Excerpt.
Note the use of single ticks in the assignment to script, which means that it's taken literally, without variable expansion or any other form of interpretation.

The repo command can't care what kind of quotes it gets. If you need parameter expansion, use double quotes. If that means you wind up having to backslash a lot of stuff, use single quotes for most of it, and then break out of them and go into doubles for the part where you need the expansion to happen.
repo forall -c 'literal stuff goes here; '"stuff with $parameters here"' more literal stuff'
Explanation follows, if you're interested.
When you run a command from the shell, what that command receives as arguments is an array of null-terminated strings. Those strings may contain absolutely any non-null character.
But when the shell is building that array of strings from a command line, it interprets some characters specially; this is designed to make commands easier (indeed, possible) to type. For instance, spaces normally indicate the boundary between strings in the array; for that reason, the individual arguments are sometimes called "words". But an argument may nonetheless have spaces in it; you just need some way to tell the shell that's what you want.
You can use a backslash in front of any character (including space, or another backslash) to tell the shell to treat that character literally. But while you can do something like this:
reply=\”That\'ll\ be\ \$4.96,\ please,\"\ said\ the\ cashier
...it can get tiresome. So the shell offers an alternative: quotation marks. These come in two main varieties.
Double-quotation marks are called "grouping quotes". They prevent wildcards and aliases from being expanded, but mostly they're for including spaces in a word. Other things like parameter and command expansion (the sorts of thing signaled by a $) still happen. And of course if you want a literal double-quote inside double-quotes, you have to backslash it:
reply="\"That'll be \$4.96, please,\" said the cashier"
Single-quotation marks are more draconian. Everything between them is taken completely literally, including backslashes. There is absolutely no way to get a literal single quote inside single quotes.
Fortunately, quotation marks in the shell are not word delimiters; by themselves, they don't terminate a word. You can go in and out of quotes, including between different types of quotes, within the same word to get the desired result:
reply='"That'\''ll be $4.96, please," said the cashier'
So that's easier - a lot fewer backslashes, although the close-single-quote, backslashed-literal-single-quote, open-single-quote sequence takes some getting used to.
Modern shells have added another quoting style not specified by the POSIX standard, in which the leading single quotation mark is prefixed with a dollar sign. Strings so quoted follow similar conventions to string literals in the ANSI standard version of the C programming language, and are therefore sometimes called "ANSI strings" and the $'...' pair "ANSI quotes". Within such strings, the above advice about backslashes being taken literally no longer applies. Instead, they become special again - not only can you include a literal single quotation mark or backslash by prepending a backslash to it, but the shell also expands the ANSI C character escapes (like \n for a newline, \t for tab, and \xHH for the character with hexadecimal code HH). Otherwise, however, they behave as single-quoted strings: no parameter or command substitution takes place:
reply=$'"That\'ll be $4.96, please," said the cashier'
The important thing to note is that the single string that gets stored in the reply variable is exactly the same in all of these examples. Similarly, after the shell is done parsing a command line, there is no way for the command being run to tell exactly how each argument string was actually typed – or even if it was typed, rather than being created programmatically somehow.

Listed records.
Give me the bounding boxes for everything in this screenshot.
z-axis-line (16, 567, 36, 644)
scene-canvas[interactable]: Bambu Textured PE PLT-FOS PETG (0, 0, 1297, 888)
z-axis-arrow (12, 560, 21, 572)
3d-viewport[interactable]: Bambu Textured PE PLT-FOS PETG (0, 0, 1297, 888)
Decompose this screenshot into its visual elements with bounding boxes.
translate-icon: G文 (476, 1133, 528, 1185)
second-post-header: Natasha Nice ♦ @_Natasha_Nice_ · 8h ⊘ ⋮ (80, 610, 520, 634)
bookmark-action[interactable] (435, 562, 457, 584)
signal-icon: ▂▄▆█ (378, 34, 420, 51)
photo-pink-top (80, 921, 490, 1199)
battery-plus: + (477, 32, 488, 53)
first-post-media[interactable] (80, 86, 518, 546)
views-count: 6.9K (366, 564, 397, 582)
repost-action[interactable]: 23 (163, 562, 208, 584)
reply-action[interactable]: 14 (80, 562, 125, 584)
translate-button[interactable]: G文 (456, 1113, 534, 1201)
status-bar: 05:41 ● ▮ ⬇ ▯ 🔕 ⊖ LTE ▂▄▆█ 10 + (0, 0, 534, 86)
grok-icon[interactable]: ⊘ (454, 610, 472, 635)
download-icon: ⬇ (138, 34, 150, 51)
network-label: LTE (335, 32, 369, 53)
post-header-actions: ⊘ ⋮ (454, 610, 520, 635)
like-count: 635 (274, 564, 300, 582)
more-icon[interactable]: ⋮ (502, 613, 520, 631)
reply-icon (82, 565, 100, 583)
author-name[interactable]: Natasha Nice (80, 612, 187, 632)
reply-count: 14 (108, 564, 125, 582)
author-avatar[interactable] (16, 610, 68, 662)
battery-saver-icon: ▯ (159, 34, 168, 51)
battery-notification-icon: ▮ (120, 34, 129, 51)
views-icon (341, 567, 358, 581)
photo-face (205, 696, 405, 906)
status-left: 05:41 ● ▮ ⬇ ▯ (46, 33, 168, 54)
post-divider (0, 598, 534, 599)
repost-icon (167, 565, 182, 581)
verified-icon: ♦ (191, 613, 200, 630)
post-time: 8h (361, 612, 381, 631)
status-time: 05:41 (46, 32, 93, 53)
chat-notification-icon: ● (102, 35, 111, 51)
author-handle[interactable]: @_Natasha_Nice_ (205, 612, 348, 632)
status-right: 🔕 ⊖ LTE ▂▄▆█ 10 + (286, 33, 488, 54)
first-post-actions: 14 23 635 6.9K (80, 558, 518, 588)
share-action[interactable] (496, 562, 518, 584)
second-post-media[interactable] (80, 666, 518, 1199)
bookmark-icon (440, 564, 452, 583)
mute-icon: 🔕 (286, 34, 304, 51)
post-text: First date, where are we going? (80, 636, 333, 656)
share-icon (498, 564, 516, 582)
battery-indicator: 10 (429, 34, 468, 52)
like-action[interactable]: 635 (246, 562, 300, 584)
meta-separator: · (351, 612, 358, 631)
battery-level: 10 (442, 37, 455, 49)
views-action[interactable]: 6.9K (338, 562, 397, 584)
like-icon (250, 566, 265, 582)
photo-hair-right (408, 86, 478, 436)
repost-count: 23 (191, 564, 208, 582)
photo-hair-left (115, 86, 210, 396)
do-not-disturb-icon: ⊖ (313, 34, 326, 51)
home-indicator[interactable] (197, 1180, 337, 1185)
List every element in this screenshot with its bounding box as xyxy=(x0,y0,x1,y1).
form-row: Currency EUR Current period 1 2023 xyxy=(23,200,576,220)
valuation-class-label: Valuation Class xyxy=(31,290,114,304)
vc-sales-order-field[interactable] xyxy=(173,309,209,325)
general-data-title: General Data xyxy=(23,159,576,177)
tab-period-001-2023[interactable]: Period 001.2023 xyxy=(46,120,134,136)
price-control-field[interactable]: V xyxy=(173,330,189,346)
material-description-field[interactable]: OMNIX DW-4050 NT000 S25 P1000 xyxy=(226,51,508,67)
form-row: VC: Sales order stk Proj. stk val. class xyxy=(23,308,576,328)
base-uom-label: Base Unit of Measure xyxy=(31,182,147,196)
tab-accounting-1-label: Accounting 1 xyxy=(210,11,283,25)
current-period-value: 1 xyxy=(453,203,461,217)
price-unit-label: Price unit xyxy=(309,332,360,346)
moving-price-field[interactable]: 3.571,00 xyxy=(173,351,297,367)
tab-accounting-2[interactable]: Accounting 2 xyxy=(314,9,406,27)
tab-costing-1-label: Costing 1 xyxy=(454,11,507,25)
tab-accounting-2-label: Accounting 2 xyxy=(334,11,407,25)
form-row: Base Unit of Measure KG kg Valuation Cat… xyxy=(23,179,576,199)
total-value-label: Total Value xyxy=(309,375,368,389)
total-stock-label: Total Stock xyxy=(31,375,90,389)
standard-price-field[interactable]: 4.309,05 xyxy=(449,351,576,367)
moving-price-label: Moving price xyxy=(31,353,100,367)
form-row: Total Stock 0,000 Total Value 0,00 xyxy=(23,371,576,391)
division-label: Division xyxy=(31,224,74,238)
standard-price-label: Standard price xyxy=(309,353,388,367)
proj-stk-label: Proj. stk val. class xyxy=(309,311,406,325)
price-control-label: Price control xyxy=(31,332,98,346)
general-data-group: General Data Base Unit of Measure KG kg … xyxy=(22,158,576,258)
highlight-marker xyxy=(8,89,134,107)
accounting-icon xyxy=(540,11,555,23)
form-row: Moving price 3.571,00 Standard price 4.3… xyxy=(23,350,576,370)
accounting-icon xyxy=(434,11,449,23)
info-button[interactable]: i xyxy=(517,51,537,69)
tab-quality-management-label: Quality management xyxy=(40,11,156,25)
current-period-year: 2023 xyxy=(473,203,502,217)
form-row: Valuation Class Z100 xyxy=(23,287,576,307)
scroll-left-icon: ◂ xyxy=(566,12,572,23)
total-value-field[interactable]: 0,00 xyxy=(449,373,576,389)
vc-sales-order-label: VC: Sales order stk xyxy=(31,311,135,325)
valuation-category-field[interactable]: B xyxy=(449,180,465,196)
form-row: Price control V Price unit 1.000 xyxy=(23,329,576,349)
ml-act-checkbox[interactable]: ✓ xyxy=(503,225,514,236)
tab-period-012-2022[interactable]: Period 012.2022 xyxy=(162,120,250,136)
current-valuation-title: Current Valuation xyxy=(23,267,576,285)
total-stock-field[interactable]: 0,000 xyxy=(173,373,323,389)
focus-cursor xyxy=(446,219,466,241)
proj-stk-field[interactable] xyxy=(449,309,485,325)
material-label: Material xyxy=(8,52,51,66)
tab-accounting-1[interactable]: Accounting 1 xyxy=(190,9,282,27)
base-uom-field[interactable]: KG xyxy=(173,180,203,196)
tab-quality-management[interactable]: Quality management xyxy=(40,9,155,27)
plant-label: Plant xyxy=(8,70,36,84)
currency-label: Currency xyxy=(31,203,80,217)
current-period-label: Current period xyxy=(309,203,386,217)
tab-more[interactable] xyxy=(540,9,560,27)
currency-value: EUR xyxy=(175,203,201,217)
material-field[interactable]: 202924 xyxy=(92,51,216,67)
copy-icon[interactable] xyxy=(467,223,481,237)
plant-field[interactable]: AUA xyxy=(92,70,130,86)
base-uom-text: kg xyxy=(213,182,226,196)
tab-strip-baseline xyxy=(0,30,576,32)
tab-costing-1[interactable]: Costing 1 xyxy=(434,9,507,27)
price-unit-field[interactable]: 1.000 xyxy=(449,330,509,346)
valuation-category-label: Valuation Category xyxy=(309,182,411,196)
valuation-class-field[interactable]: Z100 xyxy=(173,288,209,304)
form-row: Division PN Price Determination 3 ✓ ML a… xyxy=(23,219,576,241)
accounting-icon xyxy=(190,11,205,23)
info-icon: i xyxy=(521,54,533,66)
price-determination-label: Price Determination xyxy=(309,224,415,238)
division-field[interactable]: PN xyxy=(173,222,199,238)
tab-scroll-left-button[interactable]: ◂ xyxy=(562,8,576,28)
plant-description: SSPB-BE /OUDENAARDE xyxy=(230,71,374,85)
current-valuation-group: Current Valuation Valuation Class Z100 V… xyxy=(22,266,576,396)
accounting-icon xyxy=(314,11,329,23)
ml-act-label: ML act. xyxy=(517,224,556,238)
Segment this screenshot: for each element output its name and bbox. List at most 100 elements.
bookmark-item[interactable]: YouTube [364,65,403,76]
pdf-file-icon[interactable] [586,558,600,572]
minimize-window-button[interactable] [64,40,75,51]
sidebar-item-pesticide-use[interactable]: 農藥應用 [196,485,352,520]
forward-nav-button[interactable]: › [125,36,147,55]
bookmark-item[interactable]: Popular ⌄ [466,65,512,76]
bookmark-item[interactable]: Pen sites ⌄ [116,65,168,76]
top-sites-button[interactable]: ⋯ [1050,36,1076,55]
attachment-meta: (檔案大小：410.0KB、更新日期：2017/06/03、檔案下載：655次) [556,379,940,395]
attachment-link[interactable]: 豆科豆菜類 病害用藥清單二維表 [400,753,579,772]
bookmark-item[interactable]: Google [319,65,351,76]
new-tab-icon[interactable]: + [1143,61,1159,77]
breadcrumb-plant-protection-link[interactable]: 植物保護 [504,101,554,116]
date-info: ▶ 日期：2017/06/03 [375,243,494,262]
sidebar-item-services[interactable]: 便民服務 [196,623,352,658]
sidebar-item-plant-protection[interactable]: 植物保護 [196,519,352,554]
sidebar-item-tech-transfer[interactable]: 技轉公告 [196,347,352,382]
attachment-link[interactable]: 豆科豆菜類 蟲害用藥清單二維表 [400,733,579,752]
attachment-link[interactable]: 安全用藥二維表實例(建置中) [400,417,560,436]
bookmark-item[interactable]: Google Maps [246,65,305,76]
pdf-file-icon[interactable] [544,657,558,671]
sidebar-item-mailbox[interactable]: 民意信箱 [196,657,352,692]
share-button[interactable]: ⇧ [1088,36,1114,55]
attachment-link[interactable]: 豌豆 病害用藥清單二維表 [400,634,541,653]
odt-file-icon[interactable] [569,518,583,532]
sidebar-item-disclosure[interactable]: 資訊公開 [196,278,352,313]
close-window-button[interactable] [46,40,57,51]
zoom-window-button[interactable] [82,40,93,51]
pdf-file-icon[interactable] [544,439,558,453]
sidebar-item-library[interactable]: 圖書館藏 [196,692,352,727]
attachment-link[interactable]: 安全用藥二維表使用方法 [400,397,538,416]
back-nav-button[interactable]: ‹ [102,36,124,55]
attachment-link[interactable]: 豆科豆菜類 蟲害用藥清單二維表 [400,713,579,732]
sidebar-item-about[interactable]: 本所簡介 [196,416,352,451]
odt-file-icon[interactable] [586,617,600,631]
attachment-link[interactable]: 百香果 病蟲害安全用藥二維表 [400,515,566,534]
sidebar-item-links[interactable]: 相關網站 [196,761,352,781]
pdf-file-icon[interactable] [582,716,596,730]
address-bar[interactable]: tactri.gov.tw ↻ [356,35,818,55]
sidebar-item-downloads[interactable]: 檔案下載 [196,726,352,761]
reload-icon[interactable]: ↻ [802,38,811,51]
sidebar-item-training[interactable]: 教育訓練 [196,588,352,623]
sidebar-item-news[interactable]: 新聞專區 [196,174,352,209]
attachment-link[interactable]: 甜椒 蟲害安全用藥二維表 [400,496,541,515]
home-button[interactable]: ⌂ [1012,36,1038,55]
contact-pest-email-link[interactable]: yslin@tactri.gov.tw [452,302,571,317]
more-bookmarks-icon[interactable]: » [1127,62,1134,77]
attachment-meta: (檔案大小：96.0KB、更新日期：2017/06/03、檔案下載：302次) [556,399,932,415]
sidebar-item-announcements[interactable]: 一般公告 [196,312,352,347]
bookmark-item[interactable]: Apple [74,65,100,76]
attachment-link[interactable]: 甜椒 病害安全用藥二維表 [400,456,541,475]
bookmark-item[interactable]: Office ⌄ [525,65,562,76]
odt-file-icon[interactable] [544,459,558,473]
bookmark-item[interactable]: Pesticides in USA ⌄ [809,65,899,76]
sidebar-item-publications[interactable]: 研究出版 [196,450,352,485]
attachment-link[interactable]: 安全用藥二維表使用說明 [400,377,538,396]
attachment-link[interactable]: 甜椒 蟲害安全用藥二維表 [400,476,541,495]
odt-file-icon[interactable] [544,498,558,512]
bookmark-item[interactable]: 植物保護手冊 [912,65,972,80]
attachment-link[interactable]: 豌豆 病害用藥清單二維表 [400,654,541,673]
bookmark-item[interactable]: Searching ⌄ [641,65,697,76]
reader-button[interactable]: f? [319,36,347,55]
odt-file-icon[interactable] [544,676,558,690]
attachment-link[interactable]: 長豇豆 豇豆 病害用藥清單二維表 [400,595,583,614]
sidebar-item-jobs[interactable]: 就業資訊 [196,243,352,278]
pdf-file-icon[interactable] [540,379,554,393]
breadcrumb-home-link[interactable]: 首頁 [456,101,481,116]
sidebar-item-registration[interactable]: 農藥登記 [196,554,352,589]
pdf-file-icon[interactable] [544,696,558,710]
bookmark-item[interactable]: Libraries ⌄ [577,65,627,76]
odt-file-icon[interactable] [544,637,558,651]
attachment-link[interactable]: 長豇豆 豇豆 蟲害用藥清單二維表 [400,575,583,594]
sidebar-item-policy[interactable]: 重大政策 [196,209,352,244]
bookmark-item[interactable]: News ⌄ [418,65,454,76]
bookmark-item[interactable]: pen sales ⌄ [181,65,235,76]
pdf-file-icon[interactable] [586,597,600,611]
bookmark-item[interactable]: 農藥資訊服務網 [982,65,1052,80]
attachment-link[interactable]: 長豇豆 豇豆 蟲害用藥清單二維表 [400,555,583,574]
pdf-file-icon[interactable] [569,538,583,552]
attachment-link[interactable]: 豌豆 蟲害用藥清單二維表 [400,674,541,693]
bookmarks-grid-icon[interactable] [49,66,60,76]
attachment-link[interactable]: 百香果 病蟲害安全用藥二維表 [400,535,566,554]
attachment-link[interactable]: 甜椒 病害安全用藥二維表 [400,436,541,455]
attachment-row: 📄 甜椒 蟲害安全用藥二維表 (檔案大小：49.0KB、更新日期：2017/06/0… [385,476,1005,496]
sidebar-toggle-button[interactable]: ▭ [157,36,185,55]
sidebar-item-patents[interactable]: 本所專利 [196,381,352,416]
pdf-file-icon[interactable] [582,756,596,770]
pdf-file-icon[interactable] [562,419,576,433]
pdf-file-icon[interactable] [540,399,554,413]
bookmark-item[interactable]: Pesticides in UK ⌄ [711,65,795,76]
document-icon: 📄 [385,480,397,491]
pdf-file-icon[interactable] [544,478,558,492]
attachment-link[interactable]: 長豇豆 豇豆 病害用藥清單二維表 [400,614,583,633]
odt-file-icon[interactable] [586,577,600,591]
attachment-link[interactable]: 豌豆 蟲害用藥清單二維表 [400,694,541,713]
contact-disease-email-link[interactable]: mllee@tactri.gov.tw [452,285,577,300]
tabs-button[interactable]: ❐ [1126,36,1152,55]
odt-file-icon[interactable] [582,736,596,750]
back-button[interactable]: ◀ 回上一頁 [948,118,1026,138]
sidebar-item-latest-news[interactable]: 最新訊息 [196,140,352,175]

Work to complete.
**a.** Translate into Spanish this sentence from the shell quoting excerpt: "When you run a command from the shell, what that command receives as arguments is an array of null-terminated strings."
**b.** Return the shell quoting excerpt's text from "repo forall -c" to "any non-null character.", copied exactly.

Results in order.
**a.** Cuando ejecutas un comando desde el shell, lo que ese comando recibe como argumentos es un arreglo de cadenas terminadas en nulo.

**b.**
repo forall -c 'literal stuff goes here; '"stuff with $parameters here"' more literal stuff'
Explanation follows, if you're interested.
When you run a command from the shell, what that command receives as arguments is an array of null-terminated strings. Those strings may contain absolutely any non-null character.